THE TASK — Copy out all of the material, matching it word for word.
.....
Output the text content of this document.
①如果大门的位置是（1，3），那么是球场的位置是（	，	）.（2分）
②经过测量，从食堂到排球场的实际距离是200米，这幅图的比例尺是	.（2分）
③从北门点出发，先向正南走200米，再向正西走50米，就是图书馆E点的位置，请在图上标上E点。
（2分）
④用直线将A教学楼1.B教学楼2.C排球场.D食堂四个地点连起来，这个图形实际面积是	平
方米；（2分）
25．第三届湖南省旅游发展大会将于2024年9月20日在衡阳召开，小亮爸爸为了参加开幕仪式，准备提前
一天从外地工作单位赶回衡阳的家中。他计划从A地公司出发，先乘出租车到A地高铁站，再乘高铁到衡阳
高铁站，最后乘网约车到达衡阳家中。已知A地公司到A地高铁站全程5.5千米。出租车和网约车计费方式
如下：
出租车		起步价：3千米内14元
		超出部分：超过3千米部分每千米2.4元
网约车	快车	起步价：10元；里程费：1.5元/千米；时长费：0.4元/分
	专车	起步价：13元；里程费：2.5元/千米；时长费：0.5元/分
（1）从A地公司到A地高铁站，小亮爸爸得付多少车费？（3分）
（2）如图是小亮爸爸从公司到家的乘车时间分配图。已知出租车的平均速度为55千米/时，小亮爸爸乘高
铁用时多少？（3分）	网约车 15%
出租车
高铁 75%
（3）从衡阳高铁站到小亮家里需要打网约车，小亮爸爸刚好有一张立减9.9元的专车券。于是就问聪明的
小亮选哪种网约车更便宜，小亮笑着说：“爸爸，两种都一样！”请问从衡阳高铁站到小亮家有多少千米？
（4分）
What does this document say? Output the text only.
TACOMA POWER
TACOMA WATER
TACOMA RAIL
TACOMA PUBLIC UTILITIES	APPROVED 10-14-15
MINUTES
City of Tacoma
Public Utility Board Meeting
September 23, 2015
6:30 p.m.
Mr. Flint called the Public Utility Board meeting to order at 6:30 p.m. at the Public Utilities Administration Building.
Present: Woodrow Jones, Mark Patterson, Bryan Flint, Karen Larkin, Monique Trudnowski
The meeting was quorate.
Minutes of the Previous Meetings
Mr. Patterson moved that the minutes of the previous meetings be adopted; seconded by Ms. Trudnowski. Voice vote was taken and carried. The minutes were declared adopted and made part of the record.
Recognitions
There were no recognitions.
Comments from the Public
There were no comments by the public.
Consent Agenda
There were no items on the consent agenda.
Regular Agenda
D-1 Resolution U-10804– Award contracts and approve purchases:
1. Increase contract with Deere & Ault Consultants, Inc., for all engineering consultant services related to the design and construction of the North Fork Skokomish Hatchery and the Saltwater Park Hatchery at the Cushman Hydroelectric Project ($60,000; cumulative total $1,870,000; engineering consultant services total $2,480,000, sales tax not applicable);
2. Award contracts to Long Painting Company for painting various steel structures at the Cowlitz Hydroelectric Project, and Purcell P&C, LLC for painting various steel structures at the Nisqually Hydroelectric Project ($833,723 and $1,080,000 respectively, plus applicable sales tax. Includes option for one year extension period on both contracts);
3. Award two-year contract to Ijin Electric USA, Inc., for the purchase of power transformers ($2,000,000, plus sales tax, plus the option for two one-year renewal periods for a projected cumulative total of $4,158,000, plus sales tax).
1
.....
PROBLEM SOLUTION —
Output the text content of this document.
①如果大门的位置是（1，3），那么是球场的位置是（	，	）.（2分）
②经过测量，从食堂到排球场的实际距离是200米，这幅图的比例尺是	.（2分）
③从北门点出发，先向正南走200米，再向正西走50米，就是图书馆E点的位置，请在图上标上E点。
（2分）
④用直线将A教学楼1.B教学楼2.C排球场.D食堂四个地点连起来，这个图形实际面积是	平
方米；（2分）
25．第三届湖南省旅游发展大会将于2024年9月20日在衡阳召开，小亮爸爸为了参加开幕仪式，准备提前
一天从外地工作单位赶回衡阳的家中。他计划从A地公司出发，先乘出租车到A地高铁站，再乘高铁到衡阳
高铁站，最后乘网约车到达衡阳家中。已知A地公司到A地高铁站全程5.5千米。出租车和网约车计费方式
如下：
出租车		起步价：3千米内14元
		超出部分：超过3千米部分每千米2.4元
网约车	快车	起步价：10元；里程费：1.5元/千米；时长费：0.4元/分
	专车	起步价：13元；里程费：2.5元/千米；时长费：0.5元/分
（1）从A地公司到A地高铁站，小亮爸爸得付多少车费？（3分）
（2）如图是小亮爸爸从公司到家的乘车时间分配图。已知出租车的平均速度为55千米/时，小亮爸爸乘高
铁用时多少？（3分）	网约车 15%
出租车
高铁 75%
（3）从衡阳高铁站到小亮家里需要打网约车，小亮爸爸刚好有一张立减9.9元的专车券。于是就问聪明的
小亮选哪种网约车更便宜，小亮笑着说：“爸爸，两种都一样！”请问从衡阳高铁站到小亮家有多少千米？
（4分）
What does this document say? Output the text only.
TACOMA POWER
TACOMA WATER
TACOMA RAIL
TACOMA PUBLIC UTILITIES	APPROVED 10-14-15
MINUTES
City of Tacoma
Public Utility Board Meeting
September 23, 2015
6:30 p.m.
Mr. Flint called the Public Utility Board meeting to order at 6:30 p.m. at the Public Utilities Administration Building.
Present: Woodrow Jones, Mark Patterson, Bryan Flint, Karen Larkin, Monique Trudnowski
The meeting was quorate.
Minutes of the Previous Meetings
Mr. Patterson moved that the minutes of the previous meetings be adopted; seconded by Ms. Trudnowski. Voice vote was taken and carried. The minutes were declared adopted and made part of the record.
Recognitions
There were no recognitions.
Comments from the Public
There were no comments by the public.
Consent Agenda
There were no items on the consent agenda.
Regular Agenda
D-1 Resolution U-10804– Award contracts and approve purchases:
1. Increase contract with Deere & Ault Consultants, Inc., for all engineering consultant services related to the design and construction of the North Fork Skokomish Hatchery and the Saltwater Park Hatchery at the Cushman Hydroelectric Project ($60,000; cumulative total $1,870,000; engineering consultant services total $2,480,000, sales tax not applicable);
2. Award contracts to Long Painting Company for painting various steel structures at the Cowlitz Hydroelectric Project, and Purcell P&C, LLC for painting various steel structures at the Nisqually Hydroelectric Project ($833,723 and $1,080,000 respectively, plus applicable sales tax. Includes option for one year extension period on both contracts);
3. Award two-year contract to Ijin Electric USA, Inc., for the purchase of power transformers ($2,000,000, plus sales tax, plus the option for two one-year renewal periods for a projected cumulative total of $4,158,000, plus sales tax).
1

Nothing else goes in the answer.